Provided data –
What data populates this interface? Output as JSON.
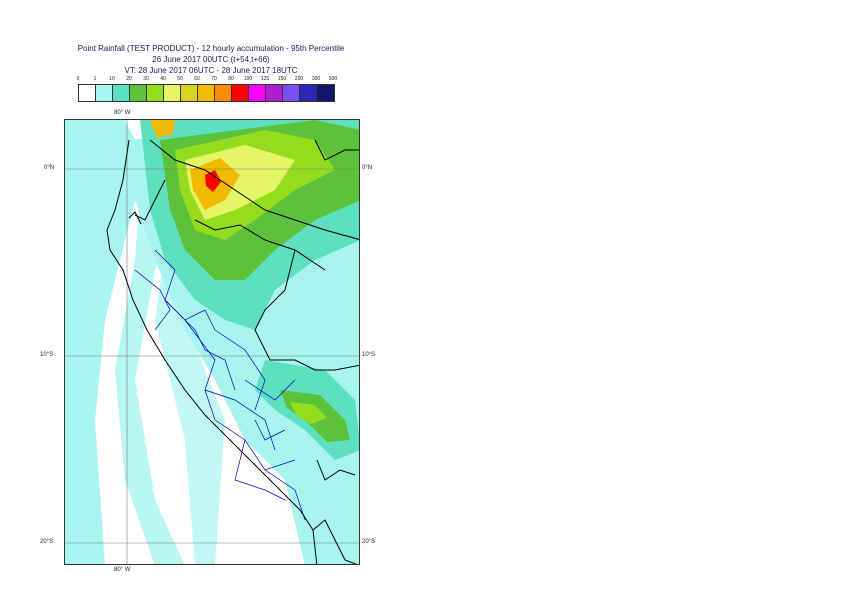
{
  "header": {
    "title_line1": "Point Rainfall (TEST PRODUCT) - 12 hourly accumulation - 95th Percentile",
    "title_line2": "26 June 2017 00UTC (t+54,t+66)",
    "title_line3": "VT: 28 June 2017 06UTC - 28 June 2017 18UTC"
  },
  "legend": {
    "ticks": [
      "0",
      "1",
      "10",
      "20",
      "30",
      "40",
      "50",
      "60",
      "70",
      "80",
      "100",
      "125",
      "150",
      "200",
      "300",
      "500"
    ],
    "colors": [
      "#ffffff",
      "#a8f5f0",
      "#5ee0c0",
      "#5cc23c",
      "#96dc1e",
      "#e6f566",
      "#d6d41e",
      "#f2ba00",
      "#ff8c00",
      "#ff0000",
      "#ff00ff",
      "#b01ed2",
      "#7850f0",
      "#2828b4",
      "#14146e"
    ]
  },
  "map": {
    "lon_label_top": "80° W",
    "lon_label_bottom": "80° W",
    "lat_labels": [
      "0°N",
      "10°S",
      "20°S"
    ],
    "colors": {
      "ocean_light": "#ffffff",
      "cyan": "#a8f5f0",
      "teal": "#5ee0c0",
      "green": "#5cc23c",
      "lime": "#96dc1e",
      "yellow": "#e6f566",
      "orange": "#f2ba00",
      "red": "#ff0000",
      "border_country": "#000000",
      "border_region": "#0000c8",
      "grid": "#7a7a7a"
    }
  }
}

...

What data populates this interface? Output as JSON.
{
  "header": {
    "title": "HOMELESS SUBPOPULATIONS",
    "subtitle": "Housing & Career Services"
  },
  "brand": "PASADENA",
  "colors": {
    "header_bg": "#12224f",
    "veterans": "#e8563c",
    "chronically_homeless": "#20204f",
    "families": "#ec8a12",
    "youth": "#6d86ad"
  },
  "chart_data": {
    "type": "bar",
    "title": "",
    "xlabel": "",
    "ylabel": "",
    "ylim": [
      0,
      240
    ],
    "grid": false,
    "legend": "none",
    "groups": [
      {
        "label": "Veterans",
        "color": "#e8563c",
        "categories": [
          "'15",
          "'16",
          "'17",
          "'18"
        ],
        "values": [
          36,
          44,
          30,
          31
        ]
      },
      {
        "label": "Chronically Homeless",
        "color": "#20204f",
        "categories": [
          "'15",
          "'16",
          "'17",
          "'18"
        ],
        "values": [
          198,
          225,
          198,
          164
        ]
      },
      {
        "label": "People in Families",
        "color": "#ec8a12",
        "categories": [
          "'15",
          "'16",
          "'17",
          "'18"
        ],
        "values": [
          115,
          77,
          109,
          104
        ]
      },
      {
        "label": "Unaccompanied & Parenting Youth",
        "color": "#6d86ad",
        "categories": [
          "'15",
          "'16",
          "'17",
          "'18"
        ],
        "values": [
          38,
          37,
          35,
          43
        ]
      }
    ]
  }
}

...

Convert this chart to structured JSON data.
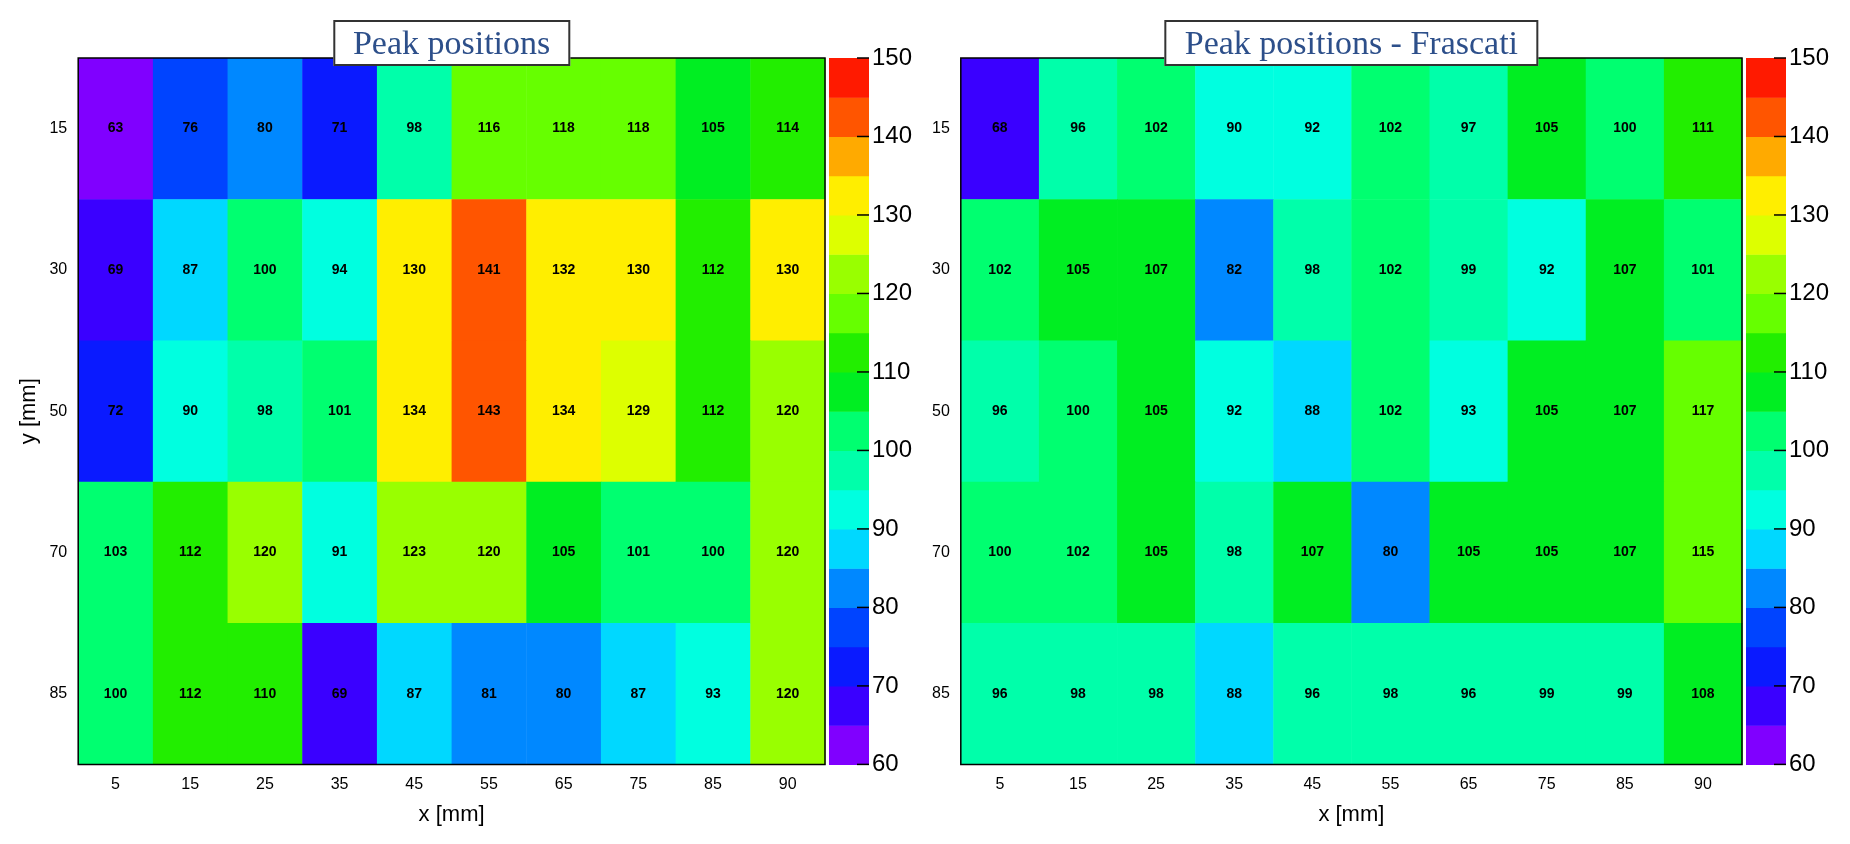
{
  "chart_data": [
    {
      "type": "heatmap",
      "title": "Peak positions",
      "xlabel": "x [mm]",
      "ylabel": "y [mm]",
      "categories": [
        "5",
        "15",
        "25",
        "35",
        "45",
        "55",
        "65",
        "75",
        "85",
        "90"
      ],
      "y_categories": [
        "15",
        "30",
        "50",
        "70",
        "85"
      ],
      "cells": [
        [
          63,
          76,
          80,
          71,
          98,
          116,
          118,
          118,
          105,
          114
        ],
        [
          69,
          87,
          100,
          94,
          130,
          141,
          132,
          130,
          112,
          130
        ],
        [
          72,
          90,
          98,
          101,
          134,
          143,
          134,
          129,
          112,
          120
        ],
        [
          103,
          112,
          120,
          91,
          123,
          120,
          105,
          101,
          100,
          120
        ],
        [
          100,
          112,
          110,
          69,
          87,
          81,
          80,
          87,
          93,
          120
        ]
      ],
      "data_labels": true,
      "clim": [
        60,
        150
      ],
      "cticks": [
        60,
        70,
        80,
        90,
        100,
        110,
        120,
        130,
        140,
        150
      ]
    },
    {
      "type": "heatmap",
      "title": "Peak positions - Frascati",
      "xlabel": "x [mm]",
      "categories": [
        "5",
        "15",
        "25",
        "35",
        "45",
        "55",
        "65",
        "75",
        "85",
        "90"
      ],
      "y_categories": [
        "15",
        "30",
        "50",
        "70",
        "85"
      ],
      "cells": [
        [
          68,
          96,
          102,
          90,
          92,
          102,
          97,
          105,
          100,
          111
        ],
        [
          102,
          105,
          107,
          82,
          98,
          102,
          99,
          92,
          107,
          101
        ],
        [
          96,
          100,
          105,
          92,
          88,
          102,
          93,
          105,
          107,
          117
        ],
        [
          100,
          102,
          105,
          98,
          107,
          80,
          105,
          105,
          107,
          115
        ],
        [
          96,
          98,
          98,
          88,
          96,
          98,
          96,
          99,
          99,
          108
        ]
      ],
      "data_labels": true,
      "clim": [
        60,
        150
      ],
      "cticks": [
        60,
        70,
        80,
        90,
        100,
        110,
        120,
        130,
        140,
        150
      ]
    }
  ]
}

Your objective – Among the records above, find each line holding the string "positions" and pull it out.

Reply –
      "title": "Peak positions",
      "title": "Peak positions - Frascati",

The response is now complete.